─── INPUT FOR THIS TASK
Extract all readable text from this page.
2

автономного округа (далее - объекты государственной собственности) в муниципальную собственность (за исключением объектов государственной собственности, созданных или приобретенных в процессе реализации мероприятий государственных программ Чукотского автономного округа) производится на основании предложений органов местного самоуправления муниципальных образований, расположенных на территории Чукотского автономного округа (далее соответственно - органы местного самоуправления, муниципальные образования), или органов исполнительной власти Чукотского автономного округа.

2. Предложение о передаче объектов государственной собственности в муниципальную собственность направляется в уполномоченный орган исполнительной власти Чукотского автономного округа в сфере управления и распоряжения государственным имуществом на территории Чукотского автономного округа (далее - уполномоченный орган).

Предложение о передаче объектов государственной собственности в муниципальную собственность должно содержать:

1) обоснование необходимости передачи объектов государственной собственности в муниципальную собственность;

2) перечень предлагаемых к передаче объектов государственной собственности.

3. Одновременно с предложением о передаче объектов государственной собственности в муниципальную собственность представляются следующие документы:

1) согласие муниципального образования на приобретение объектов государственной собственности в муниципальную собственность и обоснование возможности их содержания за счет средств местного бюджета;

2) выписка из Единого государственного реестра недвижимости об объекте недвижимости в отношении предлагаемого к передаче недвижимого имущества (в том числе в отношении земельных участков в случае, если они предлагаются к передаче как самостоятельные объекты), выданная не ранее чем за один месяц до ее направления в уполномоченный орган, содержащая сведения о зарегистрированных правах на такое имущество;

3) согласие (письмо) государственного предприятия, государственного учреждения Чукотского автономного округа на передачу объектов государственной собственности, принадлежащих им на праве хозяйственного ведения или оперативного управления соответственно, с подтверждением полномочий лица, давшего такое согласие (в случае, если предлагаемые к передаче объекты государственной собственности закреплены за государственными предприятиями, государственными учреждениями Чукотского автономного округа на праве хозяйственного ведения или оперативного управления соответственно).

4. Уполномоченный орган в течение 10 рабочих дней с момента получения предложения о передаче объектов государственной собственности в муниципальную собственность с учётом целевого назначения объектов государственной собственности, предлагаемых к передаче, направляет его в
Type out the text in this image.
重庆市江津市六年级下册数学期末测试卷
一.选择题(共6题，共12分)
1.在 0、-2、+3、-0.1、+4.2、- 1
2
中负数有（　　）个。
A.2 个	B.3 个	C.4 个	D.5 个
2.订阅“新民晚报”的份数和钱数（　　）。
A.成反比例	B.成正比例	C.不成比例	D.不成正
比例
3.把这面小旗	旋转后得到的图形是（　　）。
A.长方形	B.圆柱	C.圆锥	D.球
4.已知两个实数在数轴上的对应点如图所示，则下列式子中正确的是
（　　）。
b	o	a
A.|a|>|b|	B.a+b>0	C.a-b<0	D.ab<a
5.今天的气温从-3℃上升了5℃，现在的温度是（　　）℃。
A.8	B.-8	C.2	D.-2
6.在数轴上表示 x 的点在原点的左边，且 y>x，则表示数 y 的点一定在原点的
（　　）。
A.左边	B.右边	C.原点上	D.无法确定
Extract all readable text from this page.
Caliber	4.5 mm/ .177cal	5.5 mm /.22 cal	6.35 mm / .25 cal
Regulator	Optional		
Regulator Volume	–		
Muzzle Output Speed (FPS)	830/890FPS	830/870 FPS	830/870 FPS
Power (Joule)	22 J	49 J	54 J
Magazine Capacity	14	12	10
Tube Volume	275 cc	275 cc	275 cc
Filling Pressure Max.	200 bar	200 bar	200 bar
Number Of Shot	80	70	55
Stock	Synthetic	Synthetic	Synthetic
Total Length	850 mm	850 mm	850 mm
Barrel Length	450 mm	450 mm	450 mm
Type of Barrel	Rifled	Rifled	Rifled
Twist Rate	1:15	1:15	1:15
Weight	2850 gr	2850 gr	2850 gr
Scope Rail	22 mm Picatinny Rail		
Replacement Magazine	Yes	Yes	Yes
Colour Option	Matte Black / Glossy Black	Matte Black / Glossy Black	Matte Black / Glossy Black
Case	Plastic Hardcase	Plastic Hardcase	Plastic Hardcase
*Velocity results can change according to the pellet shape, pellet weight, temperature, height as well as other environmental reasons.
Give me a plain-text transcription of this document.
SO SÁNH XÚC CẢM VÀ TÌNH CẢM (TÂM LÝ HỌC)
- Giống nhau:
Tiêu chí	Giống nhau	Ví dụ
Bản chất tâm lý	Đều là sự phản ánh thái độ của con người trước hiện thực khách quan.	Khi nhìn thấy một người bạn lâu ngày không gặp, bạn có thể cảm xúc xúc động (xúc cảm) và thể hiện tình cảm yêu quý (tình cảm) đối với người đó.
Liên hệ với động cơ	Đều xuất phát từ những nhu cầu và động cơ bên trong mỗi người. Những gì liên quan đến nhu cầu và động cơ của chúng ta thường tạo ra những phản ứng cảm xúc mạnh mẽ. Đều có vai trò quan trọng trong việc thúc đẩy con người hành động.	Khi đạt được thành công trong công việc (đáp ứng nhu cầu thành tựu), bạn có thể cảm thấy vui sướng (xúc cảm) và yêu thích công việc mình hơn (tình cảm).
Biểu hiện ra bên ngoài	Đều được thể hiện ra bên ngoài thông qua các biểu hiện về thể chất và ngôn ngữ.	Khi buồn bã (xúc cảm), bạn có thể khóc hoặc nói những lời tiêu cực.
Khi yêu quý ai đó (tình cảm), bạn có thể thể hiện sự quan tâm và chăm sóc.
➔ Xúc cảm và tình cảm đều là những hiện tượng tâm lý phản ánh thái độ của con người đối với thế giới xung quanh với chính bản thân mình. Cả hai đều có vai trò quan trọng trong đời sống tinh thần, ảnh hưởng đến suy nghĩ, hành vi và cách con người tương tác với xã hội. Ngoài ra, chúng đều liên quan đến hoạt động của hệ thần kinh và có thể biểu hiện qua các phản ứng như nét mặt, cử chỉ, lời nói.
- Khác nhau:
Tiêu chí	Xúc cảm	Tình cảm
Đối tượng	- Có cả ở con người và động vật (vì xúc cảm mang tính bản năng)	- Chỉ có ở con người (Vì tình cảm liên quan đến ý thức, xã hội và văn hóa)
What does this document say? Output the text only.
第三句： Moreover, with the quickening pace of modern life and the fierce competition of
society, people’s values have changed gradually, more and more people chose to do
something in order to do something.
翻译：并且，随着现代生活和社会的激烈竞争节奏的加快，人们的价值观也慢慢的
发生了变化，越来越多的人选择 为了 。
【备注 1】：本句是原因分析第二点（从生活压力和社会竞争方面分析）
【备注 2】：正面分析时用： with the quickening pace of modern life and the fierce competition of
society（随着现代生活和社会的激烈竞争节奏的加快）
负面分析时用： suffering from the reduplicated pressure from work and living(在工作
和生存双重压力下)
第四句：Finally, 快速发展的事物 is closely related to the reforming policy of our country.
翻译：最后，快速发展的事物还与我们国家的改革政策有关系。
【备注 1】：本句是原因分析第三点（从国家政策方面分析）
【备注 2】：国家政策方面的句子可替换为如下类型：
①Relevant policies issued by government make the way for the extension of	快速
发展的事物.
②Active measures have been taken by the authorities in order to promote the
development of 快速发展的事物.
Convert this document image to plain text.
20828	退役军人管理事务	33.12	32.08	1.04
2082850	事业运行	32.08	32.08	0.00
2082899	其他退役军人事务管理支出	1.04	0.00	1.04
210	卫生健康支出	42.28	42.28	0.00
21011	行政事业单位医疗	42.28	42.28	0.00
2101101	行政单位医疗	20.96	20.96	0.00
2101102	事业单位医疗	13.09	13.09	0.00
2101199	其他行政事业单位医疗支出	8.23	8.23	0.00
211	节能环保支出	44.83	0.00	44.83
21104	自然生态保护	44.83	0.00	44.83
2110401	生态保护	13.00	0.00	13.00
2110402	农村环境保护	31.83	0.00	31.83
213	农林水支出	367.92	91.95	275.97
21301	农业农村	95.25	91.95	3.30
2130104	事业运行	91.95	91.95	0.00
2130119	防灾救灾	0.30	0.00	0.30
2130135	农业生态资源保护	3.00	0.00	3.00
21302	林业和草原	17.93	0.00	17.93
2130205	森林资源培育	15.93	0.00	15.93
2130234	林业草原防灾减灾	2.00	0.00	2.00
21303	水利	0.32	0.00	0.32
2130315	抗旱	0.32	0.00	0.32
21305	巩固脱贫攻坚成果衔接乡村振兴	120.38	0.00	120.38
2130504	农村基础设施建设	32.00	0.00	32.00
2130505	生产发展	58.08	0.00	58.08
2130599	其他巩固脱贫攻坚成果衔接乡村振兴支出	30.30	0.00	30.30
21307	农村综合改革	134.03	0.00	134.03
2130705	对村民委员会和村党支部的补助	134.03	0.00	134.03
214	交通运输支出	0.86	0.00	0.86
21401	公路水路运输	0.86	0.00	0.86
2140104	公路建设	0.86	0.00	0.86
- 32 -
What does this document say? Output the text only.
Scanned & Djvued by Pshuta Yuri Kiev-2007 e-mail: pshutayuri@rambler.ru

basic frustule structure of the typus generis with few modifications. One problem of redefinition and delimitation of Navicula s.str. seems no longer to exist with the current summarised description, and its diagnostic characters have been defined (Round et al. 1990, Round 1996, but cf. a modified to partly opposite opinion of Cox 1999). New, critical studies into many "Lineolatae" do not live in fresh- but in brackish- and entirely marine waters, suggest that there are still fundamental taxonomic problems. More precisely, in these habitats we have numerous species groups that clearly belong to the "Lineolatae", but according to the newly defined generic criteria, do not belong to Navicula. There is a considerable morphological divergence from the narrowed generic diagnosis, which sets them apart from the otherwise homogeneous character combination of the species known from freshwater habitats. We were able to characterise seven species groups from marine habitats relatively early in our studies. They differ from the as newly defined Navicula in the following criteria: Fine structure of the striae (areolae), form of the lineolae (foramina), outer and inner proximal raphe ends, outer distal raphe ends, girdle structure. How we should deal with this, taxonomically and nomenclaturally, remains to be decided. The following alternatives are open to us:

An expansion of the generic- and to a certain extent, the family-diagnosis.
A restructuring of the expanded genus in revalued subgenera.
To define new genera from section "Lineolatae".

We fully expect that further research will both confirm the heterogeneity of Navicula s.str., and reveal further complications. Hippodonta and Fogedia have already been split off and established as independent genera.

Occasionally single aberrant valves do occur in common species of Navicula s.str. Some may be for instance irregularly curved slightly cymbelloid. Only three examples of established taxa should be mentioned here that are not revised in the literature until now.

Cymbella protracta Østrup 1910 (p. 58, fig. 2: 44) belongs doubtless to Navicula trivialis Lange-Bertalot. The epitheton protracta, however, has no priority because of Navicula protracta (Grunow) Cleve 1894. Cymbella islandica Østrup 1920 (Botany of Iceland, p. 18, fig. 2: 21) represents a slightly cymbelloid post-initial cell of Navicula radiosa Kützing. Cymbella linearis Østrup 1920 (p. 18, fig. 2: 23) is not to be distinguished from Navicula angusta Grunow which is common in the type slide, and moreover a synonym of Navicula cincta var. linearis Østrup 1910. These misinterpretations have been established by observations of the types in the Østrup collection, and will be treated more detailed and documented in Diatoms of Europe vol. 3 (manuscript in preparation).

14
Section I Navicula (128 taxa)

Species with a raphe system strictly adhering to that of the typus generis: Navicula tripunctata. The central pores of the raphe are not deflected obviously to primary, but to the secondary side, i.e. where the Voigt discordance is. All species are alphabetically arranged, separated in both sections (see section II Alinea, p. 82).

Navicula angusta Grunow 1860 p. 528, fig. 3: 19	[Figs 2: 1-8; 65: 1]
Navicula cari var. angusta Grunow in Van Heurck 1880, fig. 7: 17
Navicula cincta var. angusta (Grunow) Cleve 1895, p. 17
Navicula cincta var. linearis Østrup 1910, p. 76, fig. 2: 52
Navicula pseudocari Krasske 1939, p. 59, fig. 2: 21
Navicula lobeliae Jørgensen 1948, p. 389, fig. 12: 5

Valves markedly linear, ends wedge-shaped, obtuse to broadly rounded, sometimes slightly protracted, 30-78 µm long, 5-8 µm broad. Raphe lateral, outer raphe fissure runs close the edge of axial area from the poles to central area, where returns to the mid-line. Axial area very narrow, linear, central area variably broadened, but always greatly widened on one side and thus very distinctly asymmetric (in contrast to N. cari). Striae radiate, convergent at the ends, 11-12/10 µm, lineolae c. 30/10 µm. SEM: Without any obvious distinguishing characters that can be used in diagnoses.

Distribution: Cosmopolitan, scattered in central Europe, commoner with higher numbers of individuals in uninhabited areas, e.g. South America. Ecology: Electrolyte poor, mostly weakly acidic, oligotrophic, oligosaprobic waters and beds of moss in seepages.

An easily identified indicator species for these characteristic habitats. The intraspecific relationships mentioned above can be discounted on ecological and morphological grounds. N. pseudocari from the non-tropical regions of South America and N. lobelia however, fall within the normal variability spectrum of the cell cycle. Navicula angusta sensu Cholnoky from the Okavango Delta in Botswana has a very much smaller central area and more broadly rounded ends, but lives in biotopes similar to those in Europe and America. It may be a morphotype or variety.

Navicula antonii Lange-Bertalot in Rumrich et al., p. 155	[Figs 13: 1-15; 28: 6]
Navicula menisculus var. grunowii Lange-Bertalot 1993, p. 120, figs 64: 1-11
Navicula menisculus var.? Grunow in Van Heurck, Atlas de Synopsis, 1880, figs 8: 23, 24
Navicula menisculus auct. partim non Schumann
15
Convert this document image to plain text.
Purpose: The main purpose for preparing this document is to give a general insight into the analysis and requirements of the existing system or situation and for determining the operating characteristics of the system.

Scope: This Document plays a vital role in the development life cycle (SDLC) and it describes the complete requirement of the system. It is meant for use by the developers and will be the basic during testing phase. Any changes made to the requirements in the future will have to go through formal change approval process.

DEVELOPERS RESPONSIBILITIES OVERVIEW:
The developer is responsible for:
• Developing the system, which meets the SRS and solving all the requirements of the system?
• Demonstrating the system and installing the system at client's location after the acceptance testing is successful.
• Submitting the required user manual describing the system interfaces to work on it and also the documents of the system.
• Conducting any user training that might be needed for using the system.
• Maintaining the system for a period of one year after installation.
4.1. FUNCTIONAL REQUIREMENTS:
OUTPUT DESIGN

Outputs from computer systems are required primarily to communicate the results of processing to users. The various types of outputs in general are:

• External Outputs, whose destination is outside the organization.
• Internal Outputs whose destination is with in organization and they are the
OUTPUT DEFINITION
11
──────
▶ _SHORT TASK_: From the data above, pick out each line containing "Length" and copy it.

▶ _FULL RESPONSE_:
Total Length	850 mm	850 mm	850 mm
Barrel Length	450 mm	450 mm	450 mm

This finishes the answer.